-- Material supplied start --
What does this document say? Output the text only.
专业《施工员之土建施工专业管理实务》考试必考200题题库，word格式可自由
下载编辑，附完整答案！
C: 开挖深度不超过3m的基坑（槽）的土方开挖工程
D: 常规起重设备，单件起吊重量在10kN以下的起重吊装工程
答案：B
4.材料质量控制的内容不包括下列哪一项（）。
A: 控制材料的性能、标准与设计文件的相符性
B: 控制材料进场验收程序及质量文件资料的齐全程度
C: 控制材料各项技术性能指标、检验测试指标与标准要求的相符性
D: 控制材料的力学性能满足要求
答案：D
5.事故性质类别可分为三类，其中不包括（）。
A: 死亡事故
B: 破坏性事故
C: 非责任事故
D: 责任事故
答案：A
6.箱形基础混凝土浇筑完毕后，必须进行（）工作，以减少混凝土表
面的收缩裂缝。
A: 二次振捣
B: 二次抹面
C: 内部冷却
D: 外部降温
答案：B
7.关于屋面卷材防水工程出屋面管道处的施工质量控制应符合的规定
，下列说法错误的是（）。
-- Material supplied end --
## Exercise requirements
The records above should be restated word for word, please.

## Correct output
What does this document say? Output the text only.
专业《施工员之土建施工专业管理实务》考试必考200题题库，word格式可自由
下载编辑，附完整答案！
C: 开挖深度不超过3m的基坑（槽）的土方开挖工程
D: 常规起重设备，单件起吊重量在10kN以下的起重吊装工程
答案：B
4.材料质量控制的内容不包括下列哪一项（）。
A: 控制材料的性能、标准与设计文件的相符性
B: 控制材料进场验收程序及质量文件资料的齐全程度
C: 控制材料各项技术性能指标、检验测试指标与标准要求的相符性
D: 控制材料的力学性能满足要求
答案：D
5.事故性质类别可分为三类，其中不包括（）。
A: 死亡事故
B: 破坏性事故
C: 非责任事故
D: 责任事故
答案：A
6.箱形基础混凝土浇筑完毕后，必须进行（）工作，以减少混凝土表
面的收缩裂缝。
A: 二次振捣
B: 二次抹面
C: 内部冷却
D: 外部降温
答案：B
7.关于屋面卷材防水工程出屋面管道处的施工质量控制应符合的规定
，下列说法错误的是（）。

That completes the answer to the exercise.